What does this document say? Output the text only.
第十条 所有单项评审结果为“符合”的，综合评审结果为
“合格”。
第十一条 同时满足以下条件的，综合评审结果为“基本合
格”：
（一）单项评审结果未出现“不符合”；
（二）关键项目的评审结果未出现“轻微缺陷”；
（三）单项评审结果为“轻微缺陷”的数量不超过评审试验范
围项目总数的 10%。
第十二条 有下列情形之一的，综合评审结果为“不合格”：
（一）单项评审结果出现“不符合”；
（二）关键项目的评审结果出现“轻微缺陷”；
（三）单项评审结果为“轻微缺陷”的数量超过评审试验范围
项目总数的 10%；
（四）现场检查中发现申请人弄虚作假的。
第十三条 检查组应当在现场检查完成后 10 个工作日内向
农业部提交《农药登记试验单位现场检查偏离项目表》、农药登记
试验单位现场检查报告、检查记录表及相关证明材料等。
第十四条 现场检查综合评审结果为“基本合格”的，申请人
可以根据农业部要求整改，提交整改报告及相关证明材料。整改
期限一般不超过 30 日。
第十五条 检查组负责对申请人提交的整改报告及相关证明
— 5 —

PROMPT
Copy out the whole listing exactly; please set it all down.

RESPONSE TO THE TASK
What does this document say? Output the text only.
第十条 所有单项评审结果为“符合”的，综合评审结果为
“合格”。
第十一条 同时满足以下条件的，综合评审结果为“基本合
格”：
（一）单项评审结果未出现“不符合”；
（二）关键项目的评审结果未出现“轻微缺陷”；
（三）单项评审结果为“轻微缺陷”的数量不超过评审试验范
围项目总数的 10%。
第十二条 有下列情形之一的，综合评审结果为“不合格”：
（一）单项评审结果出现“不符合”；
（二）关键项目的评审结果出现“轻微缺陷”；
（三）单项评审结果为“轻微缺陷”的数量超过评审试验范围
项目总数的 10%；
（四）现场检查中发现申请人弄虚作假的。
第十三条 检查组应当在现场检查完成后 10 个工作日内向
农业部提交《农药登记试验单位现场检查偏离项目表》、农药登记
试验单位现场检查报告、检查记录表及相关证明材料等。
第十四条 现场检查综合评审结果为“基本合格”的，申请人
可以根据农业部要求整改，提交整改报告及相关证明材料。整改
期限一般不超过 30 日。
第十五条 检查组负责对申请人提交的整改报告及相关证明
— 5 —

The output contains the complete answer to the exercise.